> [INSTRUCTIONS TO FOLLOW]:
Copy out lines with the word "azufre" from the material that follows.

Entries from a visual dataset
:::::

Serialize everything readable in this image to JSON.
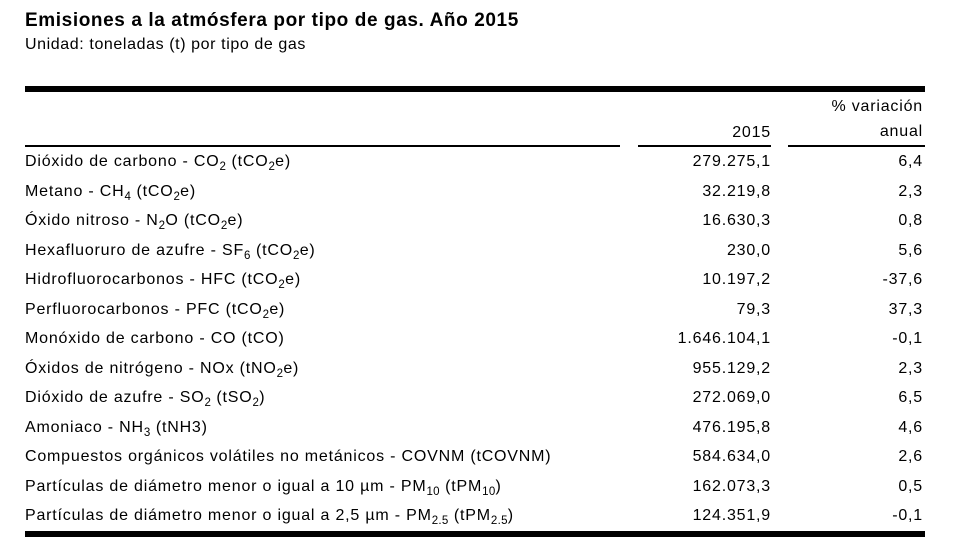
{
  "title": "Emisiones a la atmósfera por tipo de gas. Año 2015",
  "subtitle": "Unidad: toneladas (t) por tipo de gas",
  "colors": {
    "text": "#000000",
    "background": "#ffffff",
    "rules": "#000000"
  },
  "table": {
    "columns": {
      "year_header": "2015",
      "variation_header_line1": "% variación",
      "variation_header_line2": "anual"
    },
    "rows": [
      {
        "label": "Dióxido de carbono - CO~2~ (tCO~2~e)",
        "value_2015": "279.275,1",
        "variation": "6,4"
      },
      {
        "label": "Metano - CH~4~ (tCO~2~e)",
        "value_2015": "32.219,8",
        "variation": "2,3"
      },
      {
        "label": "Óxido nitroso - N~2~O (tCO~2~e)",
        "value_2015": "16.630,3",
        "variation": "0,8"
      },
      {
        "label": "Hexafluoruro de azufre - SF~6~ (tCO~2~e)",
        "value_2015": "230,0",
        "variation": "5,6"
      },
      {
        "label": "Hidrofluorocarbonos - HFC (tCO~2~e)",
        "value_2015": "10.197,2",
        "variation": "-37,6"
      },
      {
        "label": "Perfluorocarbonos - PFC (tCO~2~e)",
        "value_2015": "79,3",
        "variation": "37,3"
      },
      {
        "label": "Monóxido de carbono - CO (tCO)",
        "value_2015": "1.646.104,1",
        "variation": "-0,1"
      },
      {
        "label": "Óxidos de nitrógeno - NOx (tNO~2~e)",
        "value_2015": "955.129,2",
        "variation": "2,3"
      },
      {
        "label": "Dióxido de azufre - SO~2~ (tSO~2~)",
        "value_2015": "272.069,0",
        "variation": "6,5"
      },
      {
        "label": "Amoniaco - NH~3~ (tNH3)",
        "value_2015": "476.195,8",
        "variation": "4,6"
      },
      {
        "label": "Compuestos orgánicos volátiles no metánicos -  COVNM (tCOVNM)",
        "value_2015": "584.634,0",
        "variation": "2,6"
      },
      {
        "label": "Partículas de diámetro menor o igual a 10 µm -  PM~10~ (tPM~10~)",
        "value_2015": "162.073,3",
        "variation": "0,5"
      },
      {
        "label": "Partículas de diámetro menor o igual a 2,5 µm - PM~2.5~ (tPM~2.5~)",
        "value_2015": "124.351,9",
        "variation": "-0,1"
      }
    ]
  }
}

:::::

> [FINISHED TASK]:
        "label": "Hexafluoruro de azufre - SF~6~ (tCO~2~e)",
        "label": "Dióxido de azufre - SO~2~ (tSO~2~)",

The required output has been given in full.